### TASK OBJECTIVE
Reproduce the records below exactly as given.

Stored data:
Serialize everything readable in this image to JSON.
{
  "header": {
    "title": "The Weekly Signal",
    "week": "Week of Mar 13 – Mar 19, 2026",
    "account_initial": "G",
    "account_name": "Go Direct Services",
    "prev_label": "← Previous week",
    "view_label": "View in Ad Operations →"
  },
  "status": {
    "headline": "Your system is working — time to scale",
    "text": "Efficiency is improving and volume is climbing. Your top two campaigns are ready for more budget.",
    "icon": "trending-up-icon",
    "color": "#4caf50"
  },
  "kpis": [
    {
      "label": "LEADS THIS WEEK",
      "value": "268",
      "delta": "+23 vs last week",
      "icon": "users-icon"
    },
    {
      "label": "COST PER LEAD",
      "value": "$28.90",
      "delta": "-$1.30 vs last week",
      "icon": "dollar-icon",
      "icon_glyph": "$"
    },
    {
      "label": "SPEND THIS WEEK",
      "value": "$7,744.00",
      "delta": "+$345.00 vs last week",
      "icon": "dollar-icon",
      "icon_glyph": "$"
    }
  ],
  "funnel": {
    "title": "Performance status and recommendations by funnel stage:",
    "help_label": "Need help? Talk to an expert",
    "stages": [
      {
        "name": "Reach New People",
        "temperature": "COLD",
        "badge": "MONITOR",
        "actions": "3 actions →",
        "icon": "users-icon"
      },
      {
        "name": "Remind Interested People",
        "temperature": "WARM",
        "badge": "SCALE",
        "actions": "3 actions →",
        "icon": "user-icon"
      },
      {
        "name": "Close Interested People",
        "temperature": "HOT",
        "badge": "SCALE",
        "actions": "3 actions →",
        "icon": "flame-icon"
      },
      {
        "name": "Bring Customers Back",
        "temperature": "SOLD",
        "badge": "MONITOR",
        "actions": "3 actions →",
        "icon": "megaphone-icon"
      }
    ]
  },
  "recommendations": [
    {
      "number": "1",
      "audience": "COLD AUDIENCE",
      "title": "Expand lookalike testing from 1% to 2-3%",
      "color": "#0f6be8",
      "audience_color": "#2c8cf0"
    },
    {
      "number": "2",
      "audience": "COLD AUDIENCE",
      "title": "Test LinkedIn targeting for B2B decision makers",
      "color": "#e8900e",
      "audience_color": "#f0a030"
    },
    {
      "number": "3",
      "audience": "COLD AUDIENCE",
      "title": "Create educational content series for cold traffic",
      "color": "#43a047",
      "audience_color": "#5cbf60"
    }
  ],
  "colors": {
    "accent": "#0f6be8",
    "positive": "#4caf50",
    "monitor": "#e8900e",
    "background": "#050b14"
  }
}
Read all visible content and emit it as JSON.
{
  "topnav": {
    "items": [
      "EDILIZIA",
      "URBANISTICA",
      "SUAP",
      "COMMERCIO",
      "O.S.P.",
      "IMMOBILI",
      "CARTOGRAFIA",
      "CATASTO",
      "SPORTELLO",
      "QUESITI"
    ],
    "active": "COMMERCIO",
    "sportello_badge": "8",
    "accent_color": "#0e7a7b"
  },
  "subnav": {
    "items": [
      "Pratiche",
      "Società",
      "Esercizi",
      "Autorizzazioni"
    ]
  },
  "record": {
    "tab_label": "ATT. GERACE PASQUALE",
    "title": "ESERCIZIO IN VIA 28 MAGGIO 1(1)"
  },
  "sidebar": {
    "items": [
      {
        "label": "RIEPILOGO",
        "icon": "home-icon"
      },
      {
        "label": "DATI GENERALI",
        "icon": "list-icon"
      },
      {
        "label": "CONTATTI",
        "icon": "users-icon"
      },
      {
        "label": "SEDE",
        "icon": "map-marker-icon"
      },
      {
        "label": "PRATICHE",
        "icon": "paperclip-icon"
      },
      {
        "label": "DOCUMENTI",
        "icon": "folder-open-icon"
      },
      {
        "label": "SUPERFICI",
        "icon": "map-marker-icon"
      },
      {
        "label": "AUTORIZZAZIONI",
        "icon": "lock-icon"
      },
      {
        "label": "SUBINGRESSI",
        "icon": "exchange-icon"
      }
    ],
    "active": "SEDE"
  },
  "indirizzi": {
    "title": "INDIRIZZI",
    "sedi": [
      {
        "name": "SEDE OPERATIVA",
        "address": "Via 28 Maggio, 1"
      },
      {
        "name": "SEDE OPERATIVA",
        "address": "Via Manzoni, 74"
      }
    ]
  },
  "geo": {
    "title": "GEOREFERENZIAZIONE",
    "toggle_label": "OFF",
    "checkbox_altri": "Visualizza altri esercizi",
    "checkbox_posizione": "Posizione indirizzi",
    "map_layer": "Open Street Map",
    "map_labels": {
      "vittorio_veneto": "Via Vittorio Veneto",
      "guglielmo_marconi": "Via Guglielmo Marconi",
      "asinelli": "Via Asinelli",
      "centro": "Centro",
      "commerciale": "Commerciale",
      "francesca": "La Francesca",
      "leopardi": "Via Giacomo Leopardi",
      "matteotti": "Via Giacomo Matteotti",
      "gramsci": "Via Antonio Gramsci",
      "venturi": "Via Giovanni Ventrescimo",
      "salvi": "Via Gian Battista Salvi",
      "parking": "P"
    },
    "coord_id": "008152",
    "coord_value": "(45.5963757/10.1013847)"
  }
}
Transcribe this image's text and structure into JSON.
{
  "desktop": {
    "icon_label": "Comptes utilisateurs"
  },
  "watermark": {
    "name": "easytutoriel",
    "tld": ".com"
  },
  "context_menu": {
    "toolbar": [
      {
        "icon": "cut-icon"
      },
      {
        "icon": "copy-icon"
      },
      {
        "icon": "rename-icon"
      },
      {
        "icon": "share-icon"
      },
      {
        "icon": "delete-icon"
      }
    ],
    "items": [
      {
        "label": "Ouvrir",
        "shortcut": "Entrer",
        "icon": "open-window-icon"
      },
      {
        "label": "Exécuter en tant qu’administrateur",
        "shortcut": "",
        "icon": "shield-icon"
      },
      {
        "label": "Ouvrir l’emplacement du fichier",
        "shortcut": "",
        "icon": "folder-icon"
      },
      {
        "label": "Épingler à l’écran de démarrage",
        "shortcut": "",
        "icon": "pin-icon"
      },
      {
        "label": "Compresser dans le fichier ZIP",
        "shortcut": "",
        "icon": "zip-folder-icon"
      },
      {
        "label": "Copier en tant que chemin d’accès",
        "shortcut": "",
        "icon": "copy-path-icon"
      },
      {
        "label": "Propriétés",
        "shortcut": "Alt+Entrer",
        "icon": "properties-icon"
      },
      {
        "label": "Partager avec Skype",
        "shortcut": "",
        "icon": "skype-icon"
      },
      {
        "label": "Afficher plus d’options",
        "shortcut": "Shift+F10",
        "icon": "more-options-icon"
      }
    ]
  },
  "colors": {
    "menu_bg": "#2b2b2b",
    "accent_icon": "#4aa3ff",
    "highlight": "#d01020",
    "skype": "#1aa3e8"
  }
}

### WRITTEN RESPONSE
Serialize everything readable in this image to JSON.
{
  "header": {
    "title": "The Weekly Signal",
    "week": "Week of Mar 13 – Mar 19, 2026",
    "account_initial": "G",
    "account_name": "Go Direct Services",
    "prev_label": "← Previous week",
    "view_label": "View in Ad Operations →"
  },
  "status": {
    "headline": "Your system is working — time to scale",
    "text": "Efficiency is improving and volume is climbing. Your top two campaigns are ready for more budget.",
    "icon": "trending-up-icon",
    "color": "#4caf50"
  },
  "kpis": [
    {
      "label": "LEADS THIS WEEK",
      "value": "268",
      "delta": "+23 vs last week",
      "icon": "users-icon"
    },
    {
      "label": "COST PER LEAD",
      "value": "$28.90",
      "delta": "-$1.30 vs last week",
      "icon": "dollar-icon",
      "icon_glyph": "$"
    },
    {
      "label": "SPEND THIS WEEK",
      "value": "$7,744.00",
      "delta": "+$345.00 vs last week",
      "icon": "dollar-icon",
      "icon_glyph": "$"
    }
  ],
  "funnel": {
    "title": "Performance status and recommendations by funnel stage:",
    "help_label": "Need help? Talk to an expert",
    "stages": [
      {
        "name": "Reach New People",
        "temperature": "COLD",
        "badge": "MONITOR",
        "actions": "3 actions →",
        "icon": "users-icon"
      },
      {
        "name": "Remind Interested People",
        "temperature": "WARM",
        "badge": "SCALE",
        "actions": "3 actions →",
        "icon": "user-icon"
      },
      {
        "name": "Close Interested People",
        "temperature": "HOT",
        "badge": "SCALE",
        "actions": "3 actions →",
        "icon": "flame-icon"
      },
      {
        "name": "Bring Customers Back",
        "temperature": "SOLD",
        "badge": "MONITOR",
        "actions": "3 actions →",
        "icon": "megaphone-icon"
      }
    ]
  },
  "recommendations": [
    {
      "number": "1",
      "audience": "COLD AUDIENCE",
      "title": "Expand lookalike testing from 1% to 2-3%",
      "color": "#0f6be8",
      "audience_color": "#2c8cf0"
    },
    {
      "number": "2",
      "audience": "COLD AUDIENCE",
      "title": "Test LinkedIn targeting for B2B decision makers",
      "color": "#e8900e",
      "audience_color": "#f0a030"
    },
    {
      "number": "3",
      "audience": "COLD AUDIENCE",
      "title": "Create educational content series for cold traffic",
      "color": "#43a047",
      "audience_color": "#5cbf60"
    }
  ],
  "colors": {
    "accent": "#0f6be8",
    "positive": "#4caf50",
    "monitor": "#e8900e",
    "background": "#050b14"
  }
}
Read all visible content and emit it as JSON.
{
  "topnav": {
    "items": [
      "EDILIZIA",
      "URBANISTICA",
      "SUAP",
      "COMMERCIO",
      "O.S.P.",
      "IMMOBILI",
      "CARTOGRAFIA",
      "CATASTO",
      "SPORTELLO",
      "QUESITI"
    ],
    "active": "COMMERCIO",
    "sportello_badge": "8",
    "accent_color": "#0e7a7b"
  },
  "subnav": {
    "items": [
      "Pratiche",
      "Società",
      "Esercizi",
      "Autorizzazioni"
    ]
  },
  "record": {
    "tab_label": "ATT. GERACE PASQUALE",
    "title": "ESERCIZIO IN VIA 28 MAGGIO 1(1)"
  },
  "sidebar": {
    "items": [
      {
        "label": "RIEPILOGO",
        "icon": "home-icon"
      },
      {
        "label": "DATI GENERALI",
        "icon": "list-icon"
      },
      {
        "label": "CONTATTI",
        "icon": "users-icon"
      },
      {
        "label": "SEDE",
        "icon": "map-marker-icon"
      },
      {
        "label": "PRATICHE",
        "icon": "paperclip-icon"
      },
      {
        "label": "DOCUMENTI",
        "icon": "folder-open-icon"
      },
      {
        "label": "SUPERFICI",
        "icon": "map-marker-icon"
      },
      {
        "label": "AUTORIZZAZIONI",
        "icon": "lock-icon"
      },
      {
        "label": "SUBINGRESSI",
        "icon": "exchange-icon"
      }
    ],
    "active": "SEDE"
  },
  "indirizzi": {
    "title": "INDIRIZZI",
    "sedi": [
      {
        "name": "SEDE OPERATIVA",
        "address": "Via 28 Maggio, 1"
      },
      {
        "name": "SEDE OPERATIVA",
        "address": "Via Manzoni, 74"
      }
    ]
  },
  "geo": {
    "title": "GEOREFERENZIAZIONE",
    "toggle_label": "OFF",
    "checkbox_altri": "Visualizza altri esercizi",
    "checkbox_posizione": "Posizione indirizzi",
    "map_layer": "Open Street Map",
    "map_labels": {
      "vittorio_veneto": "Via Vittorio Veneto",
      "guglielmo_marconi": "Via Guglielmo Marconi",
      "asinelli": "Via Asinelli",
      "centro": "Centro",
      "commerciale": "Commerciale",
      "francesca": "La Francesca",
      "leopardi": "Via Giacomo Leopardi",
      "matteotti": "Via Giacomo Matteotti",
      "gramsci": "Via Antonio Gramsci",
      "venturi": "Via Giovanni Ventrescimo",
      "salvi": "Via Gian Battista Salvi",
      "parking": "P"
    },
    "coord_id": "008152",
    "coord_value": "(45.5963757/10.1013847)"
  }
}
Transcribe this image's text and structure into JSON.
{
  "desktop": {
    "icon_label": "Comptes utilisateurs"
  },
  "watermark": {
    "name": "easytutoriel",
    "tld": ".com"
  },
  "context_menu": {
    "toolbar": [
      {
        "icon": "cut-icon"
      },
      {
        "icon": "copy-icon"
      },
      {
        "icon": "rename-icon"
      },
      {
        "icon": "share-icon"
      },
      {
        "icon": "delete-icon"
      }
    ],
    "items": [
      {
        "label": "Ouvrir",
        "shortcut": "Entrer",
        "icon": "open-window-icon"
      },
      {
        "label": "Exécuter en tant qu’administrateur",
        "shortcut": "",
        "icon": "shield-icon"
      },
      {
        "label": "Ouvrir l’emplacement du fichier",
        "shortcut": "",
        "icon": "folder-icon"
      },
      {
        "label": "Épingler à l’écran de démarrage",
        "shortcut": "",
        "icon": "pin-icon"
      },
      {
        "label": "Compresser dans le fichier ZIP",
        "shortcut": "",
        "icon": "zip-folder-icon"
      },
      {
        "label": "Copier en tant que chemin d’accès",
        "shortcut": "",
        "icon": "copy-path-icon"
      },
      {
        "label": "Propriétés",
        "shortcut": "Alt+Entrer",
        "icon": "properties-icon"
      },
      {
        "label": "Partager avec Skype",
        "shortcut": "",
        "icon": "skype-icon"
      },
      {
        "label": "Afficher plus d’options",
        "shortcut": "Shift+F10",
        "icon": "more-options-icon"
      }
    ]
  },
  "colors": {
    "menu_bg": "#2b2b2b",
    "accent_icon": "#4aa3ff",
    "highlight": "#d01020",
    "skype": "#1aa3e8"
  }
}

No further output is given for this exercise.